* Extracted records:

◆ ◆ ◆ ◆

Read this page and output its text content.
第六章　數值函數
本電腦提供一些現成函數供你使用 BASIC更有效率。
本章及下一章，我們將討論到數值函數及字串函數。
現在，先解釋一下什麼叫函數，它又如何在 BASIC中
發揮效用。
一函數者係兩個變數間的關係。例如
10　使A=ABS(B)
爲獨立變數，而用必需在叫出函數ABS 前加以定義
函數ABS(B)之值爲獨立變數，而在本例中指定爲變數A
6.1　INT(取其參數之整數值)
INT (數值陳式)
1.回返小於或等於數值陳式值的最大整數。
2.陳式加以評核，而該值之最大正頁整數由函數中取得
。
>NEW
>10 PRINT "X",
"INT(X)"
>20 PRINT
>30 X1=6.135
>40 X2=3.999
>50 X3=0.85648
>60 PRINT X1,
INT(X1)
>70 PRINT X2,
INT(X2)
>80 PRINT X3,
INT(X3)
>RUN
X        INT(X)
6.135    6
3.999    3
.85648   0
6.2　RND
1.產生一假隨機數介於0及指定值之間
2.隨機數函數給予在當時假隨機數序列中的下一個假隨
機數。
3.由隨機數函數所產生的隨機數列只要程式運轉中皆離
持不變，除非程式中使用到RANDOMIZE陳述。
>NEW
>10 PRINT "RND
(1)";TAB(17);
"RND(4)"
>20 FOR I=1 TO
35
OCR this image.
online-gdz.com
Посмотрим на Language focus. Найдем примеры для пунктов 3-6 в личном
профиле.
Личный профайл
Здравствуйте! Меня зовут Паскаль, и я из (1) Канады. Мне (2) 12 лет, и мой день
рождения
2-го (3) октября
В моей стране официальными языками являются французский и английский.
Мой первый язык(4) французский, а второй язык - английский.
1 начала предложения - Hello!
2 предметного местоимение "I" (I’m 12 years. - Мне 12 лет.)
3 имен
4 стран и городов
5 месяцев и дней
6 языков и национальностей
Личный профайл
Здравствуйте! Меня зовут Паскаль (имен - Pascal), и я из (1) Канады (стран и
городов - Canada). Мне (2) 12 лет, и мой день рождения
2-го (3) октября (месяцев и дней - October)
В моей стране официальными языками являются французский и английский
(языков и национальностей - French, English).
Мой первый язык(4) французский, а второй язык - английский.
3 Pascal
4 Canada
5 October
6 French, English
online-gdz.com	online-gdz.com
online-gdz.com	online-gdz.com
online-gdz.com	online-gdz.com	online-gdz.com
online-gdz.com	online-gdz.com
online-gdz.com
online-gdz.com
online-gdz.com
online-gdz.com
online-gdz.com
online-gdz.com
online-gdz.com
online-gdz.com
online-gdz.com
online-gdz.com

◆ ◆ ◆ ◆

* What is required: Search the data for "день". Copy every line that has it.

* Solved problem:
Здравствуйте! Меня зовут Паскаль, и я из (1) Канады. Мне (2) 12 лет, и мой день
городов - Canada). Мне (2) 12 лет, и мой день рождения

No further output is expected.